*Exercise*: Identify all lines in the listing that include the word "letnich", and copy them out.

*Extracted data*:
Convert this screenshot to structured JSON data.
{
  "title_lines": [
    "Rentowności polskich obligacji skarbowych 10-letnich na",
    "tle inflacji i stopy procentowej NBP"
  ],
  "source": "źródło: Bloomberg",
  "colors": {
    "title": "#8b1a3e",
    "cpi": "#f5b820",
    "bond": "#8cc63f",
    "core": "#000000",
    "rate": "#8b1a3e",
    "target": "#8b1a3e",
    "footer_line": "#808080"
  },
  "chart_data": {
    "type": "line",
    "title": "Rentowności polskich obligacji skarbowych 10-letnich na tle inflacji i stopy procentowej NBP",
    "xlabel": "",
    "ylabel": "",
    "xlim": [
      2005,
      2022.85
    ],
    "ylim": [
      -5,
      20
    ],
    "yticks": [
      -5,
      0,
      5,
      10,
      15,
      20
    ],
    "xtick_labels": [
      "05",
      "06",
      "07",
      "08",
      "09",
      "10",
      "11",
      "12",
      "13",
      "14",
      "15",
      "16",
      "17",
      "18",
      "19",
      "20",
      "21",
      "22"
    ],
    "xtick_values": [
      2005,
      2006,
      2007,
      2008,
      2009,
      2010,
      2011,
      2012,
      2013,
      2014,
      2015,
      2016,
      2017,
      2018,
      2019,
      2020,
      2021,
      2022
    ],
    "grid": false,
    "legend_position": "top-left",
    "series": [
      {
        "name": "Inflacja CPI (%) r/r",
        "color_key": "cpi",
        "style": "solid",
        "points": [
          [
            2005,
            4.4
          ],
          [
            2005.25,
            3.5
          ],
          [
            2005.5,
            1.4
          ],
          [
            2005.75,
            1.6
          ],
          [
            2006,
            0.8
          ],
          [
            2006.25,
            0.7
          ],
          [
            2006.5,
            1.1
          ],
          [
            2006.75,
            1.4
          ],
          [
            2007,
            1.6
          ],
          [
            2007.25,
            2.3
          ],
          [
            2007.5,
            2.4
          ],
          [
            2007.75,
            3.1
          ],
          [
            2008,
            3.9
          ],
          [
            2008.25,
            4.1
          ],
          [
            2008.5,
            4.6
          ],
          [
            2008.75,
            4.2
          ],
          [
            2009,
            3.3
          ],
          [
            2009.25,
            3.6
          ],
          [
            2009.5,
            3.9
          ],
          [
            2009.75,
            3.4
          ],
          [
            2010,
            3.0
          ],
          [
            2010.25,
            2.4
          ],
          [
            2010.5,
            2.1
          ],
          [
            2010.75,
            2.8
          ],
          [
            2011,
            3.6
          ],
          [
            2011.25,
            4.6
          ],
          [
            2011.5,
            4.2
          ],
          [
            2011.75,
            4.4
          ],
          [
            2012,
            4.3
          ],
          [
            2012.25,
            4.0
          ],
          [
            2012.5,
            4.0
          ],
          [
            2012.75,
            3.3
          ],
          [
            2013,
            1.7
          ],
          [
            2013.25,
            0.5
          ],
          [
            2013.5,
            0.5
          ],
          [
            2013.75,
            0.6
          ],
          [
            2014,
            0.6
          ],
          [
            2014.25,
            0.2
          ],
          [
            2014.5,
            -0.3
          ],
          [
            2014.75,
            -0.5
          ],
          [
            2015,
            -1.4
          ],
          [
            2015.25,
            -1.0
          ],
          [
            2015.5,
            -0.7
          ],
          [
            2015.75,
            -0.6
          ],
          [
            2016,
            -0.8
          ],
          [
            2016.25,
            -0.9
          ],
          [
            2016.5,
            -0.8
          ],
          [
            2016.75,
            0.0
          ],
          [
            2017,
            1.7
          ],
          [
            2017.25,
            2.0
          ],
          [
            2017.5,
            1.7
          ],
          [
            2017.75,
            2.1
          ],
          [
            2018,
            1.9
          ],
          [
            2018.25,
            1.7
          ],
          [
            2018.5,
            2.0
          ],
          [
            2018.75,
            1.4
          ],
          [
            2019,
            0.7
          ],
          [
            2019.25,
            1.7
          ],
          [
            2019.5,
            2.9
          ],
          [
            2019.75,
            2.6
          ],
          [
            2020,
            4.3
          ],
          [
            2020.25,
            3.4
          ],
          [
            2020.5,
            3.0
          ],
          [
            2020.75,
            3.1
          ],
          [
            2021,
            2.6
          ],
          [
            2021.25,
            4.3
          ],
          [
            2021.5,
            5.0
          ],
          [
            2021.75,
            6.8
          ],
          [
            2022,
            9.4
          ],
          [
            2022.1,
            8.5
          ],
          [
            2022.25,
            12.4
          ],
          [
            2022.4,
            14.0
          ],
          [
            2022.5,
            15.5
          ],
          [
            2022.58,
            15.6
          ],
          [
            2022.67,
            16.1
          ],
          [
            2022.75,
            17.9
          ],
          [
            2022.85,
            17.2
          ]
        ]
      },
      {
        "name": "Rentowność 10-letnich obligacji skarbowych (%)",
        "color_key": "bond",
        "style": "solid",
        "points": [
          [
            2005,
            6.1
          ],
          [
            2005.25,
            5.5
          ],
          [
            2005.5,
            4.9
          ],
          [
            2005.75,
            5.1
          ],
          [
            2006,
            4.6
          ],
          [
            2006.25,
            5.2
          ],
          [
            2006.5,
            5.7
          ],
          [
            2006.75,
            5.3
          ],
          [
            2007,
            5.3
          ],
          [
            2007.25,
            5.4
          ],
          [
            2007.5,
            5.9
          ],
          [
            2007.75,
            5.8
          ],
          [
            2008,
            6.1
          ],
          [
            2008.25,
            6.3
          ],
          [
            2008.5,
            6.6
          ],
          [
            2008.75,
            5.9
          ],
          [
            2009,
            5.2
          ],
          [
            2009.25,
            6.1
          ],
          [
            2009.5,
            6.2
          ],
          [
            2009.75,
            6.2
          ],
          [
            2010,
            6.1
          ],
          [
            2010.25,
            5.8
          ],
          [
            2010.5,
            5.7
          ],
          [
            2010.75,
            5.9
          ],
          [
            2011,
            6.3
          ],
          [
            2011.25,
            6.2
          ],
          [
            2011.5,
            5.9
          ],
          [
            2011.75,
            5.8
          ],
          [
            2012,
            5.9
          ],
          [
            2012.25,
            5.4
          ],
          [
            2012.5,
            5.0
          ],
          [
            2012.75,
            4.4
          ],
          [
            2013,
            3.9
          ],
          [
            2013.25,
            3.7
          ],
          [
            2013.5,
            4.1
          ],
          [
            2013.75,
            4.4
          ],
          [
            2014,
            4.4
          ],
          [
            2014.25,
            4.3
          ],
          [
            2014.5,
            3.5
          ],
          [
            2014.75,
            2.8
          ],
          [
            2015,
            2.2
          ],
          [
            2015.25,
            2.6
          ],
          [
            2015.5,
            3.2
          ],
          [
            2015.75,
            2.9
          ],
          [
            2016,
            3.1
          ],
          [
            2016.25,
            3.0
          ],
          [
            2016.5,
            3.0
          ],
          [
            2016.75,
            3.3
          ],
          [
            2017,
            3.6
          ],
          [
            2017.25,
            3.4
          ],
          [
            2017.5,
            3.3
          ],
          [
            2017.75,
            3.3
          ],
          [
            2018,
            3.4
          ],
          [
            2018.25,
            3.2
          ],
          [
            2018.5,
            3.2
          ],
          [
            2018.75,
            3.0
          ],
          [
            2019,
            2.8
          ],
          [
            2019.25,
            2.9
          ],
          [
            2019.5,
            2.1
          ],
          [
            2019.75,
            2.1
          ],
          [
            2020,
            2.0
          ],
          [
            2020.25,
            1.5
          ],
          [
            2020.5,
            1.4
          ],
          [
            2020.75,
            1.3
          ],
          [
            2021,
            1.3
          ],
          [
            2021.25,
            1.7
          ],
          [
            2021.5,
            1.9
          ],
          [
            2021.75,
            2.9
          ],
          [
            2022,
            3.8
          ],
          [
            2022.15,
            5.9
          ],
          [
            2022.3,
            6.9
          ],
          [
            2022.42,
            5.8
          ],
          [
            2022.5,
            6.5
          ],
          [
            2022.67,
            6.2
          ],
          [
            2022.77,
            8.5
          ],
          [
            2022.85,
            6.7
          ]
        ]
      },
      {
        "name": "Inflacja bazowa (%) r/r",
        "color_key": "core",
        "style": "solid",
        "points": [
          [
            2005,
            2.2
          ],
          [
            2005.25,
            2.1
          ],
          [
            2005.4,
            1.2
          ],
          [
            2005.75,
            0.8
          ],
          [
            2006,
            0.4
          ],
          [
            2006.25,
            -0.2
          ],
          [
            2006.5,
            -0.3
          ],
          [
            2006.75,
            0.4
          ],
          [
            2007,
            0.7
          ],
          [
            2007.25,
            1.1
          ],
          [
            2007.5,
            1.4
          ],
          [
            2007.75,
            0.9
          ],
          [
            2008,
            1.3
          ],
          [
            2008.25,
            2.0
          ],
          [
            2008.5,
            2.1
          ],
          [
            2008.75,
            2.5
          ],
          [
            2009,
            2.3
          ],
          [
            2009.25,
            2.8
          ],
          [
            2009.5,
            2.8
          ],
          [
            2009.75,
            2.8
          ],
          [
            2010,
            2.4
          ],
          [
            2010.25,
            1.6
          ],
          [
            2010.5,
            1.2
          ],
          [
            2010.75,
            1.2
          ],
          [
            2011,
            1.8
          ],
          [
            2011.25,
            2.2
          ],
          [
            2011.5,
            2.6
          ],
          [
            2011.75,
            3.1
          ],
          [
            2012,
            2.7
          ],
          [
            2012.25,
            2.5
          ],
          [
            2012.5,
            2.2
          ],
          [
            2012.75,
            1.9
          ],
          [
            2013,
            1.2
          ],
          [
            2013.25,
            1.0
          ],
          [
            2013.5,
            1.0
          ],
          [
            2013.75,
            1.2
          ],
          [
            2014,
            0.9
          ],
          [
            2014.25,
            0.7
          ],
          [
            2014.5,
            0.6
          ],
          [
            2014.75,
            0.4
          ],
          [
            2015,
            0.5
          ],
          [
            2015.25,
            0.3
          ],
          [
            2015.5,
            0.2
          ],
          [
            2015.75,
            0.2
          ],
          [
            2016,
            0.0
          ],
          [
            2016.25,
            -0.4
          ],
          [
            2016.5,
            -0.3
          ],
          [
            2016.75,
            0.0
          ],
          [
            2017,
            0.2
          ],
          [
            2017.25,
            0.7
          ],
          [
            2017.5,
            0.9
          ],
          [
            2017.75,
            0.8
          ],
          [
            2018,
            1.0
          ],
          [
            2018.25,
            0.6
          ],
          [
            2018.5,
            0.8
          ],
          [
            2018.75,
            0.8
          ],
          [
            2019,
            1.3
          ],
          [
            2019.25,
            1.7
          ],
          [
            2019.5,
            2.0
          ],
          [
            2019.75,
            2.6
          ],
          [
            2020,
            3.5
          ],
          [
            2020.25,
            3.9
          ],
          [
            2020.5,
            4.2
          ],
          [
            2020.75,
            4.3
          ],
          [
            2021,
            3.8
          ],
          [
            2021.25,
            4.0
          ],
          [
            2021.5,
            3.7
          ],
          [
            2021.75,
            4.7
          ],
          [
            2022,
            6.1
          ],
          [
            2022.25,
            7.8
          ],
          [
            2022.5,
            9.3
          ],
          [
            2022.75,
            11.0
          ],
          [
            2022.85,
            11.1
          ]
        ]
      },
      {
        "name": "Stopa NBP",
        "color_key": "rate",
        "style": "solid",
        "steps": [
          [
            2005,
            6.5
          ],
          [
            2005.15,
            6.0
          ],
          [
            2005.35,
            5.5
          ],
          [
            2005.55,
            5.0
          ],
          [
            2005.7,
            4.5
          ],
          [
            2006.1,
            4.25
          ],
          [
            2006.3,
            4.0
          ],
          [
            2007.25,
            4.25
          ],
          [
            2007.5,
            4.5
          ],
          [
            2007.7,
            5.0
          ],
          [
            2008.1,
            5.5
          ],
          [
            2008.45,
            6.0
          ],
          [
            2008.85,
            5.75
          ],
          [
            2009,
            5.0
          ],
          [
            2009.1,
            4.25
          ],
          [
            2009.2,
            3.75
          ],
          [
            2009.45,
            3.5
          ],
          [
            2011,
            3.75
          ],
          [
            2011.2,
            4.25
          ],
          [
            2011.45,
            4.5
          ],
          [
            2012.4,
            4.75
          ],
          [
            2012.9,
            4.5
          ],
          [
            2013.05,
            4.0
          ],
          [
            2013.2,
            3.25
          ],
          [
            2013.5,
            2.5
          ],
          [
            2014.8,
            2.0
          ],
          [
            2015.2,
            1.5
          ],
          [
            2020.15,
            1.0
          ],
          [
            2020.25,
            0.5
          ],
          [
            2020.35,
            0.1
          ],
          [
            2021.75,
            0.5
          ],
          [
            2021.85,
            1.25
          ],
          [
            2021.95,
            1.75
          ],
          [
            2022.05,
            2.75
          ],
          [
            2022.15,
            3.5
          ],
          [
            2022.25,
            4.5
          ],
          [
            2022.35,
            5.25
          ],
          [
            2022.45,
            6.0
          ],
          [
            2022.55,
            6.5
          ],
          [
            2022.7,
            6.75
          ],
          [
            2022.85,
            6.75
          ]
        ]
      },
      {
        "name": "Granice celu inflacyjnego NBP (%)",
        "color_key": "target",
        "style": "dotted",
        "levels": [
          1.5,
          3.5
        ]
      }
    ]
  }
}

*Exercise output*:
    "Rentowności polskich obligacji skarbowych 10-letnich na",
    "title": "Rentowności polskich obligacji skarbowych 10-letnich na tle inflacji i stopy procentowej NBP",
        "name": "Rentowność 10-letnich obligacji skarbowych (%)",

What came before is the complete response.